• LISTED RECORDS:
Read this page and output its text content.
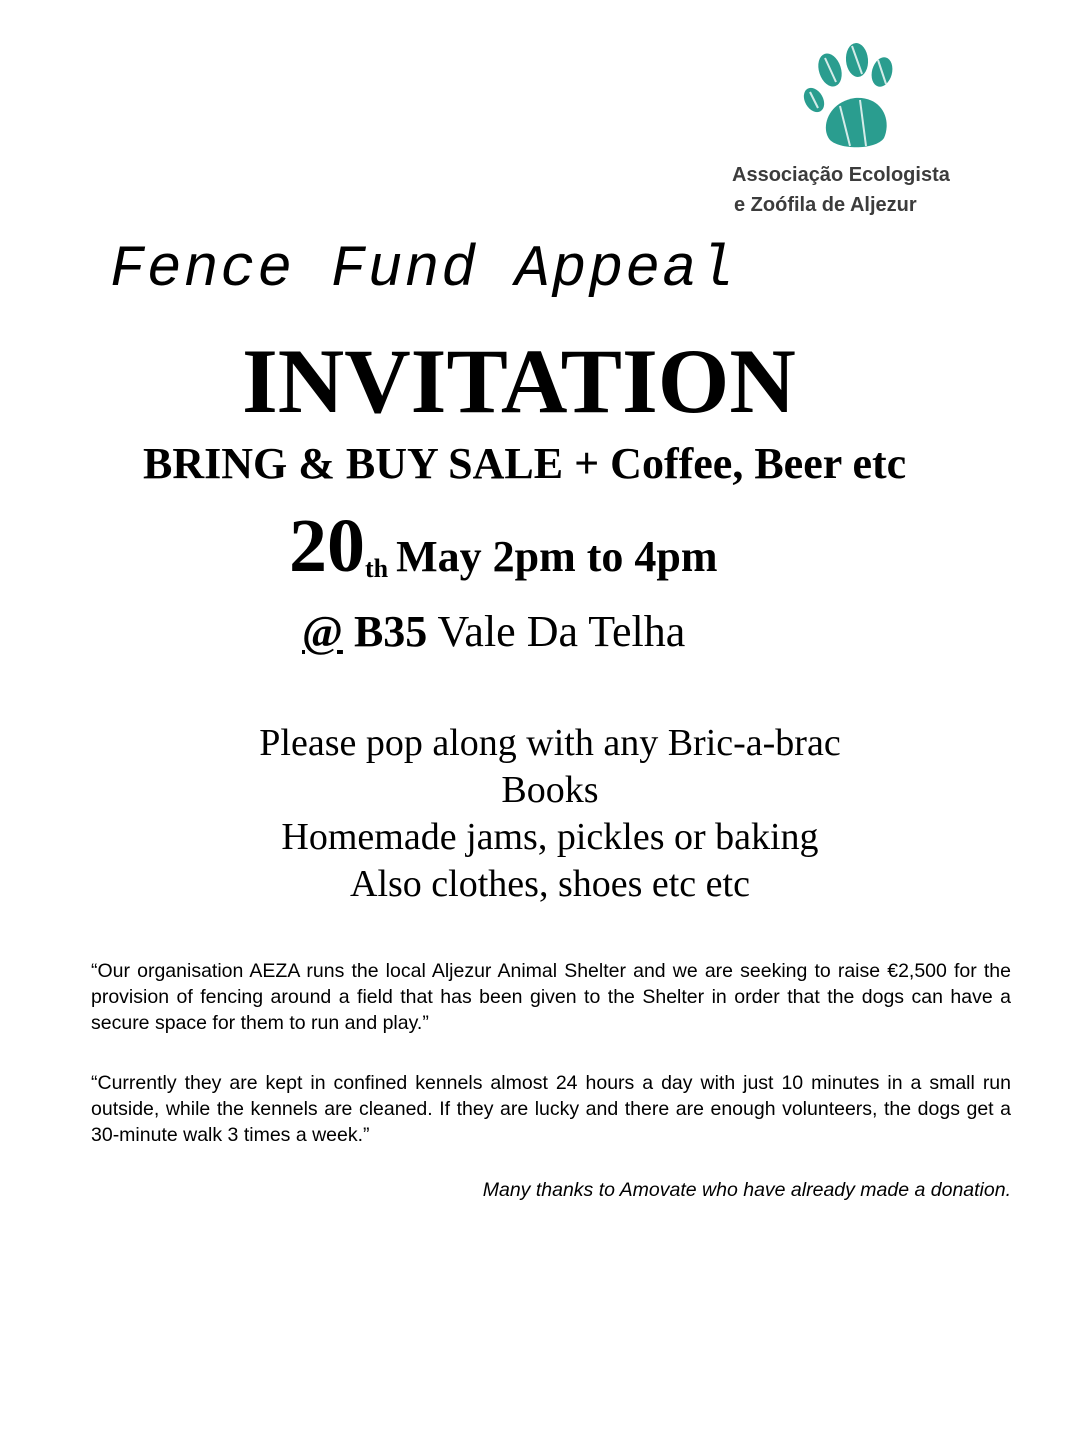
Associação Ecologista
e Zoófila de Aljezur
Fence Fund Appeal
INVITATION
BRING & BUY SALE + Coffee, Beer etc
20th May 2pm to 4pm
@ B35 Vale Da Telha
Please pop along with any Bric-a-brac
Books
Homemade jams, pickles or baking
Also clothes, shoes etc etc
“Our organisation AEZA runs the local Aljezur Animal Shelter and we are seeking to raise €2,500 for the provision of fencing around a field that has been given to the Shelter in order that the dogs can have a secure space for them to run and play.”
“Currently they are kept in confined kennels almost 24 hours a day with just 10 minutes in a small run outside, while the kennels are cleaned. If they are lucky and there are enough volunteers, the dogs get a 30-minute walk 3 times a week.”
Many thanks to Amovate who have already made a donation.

• EXERCISE REQUIREMENTS: Quote the records above exactly, leaving out any pictures.

• EXPECTED OUTPUT:
Read this page and output its text content.
Associação Ecologista
e Zoófila de Aljezur
Fence Fund Appeal
INVITATION
BRING & BUY SALE + Coffee, Beer etc
20th May 2pm to 4pm
@ B35 Vale Da Telha
Please pop along with any Bric-a-brac
Books
Homemade jams, pickles or baking
Also clothes, shoes etc etc
“Our organisation AEZA runs the local Aljezur Animal Shelter and we are seeking to raise €2,500 for the provision of fencing around a field that has been given to the Shelter in order that the dogs can have a secure space for them to run and play.”
“Currently they are kept in confined kennels almost 24 hours a day with just 10 minutes in a small run outside, while the kennels are cleaned. If they are lucky and there are enough volunteers, the dogs get a 30-minute walk 3 times a week.”
Many thanks to Amovate who have already made a donation.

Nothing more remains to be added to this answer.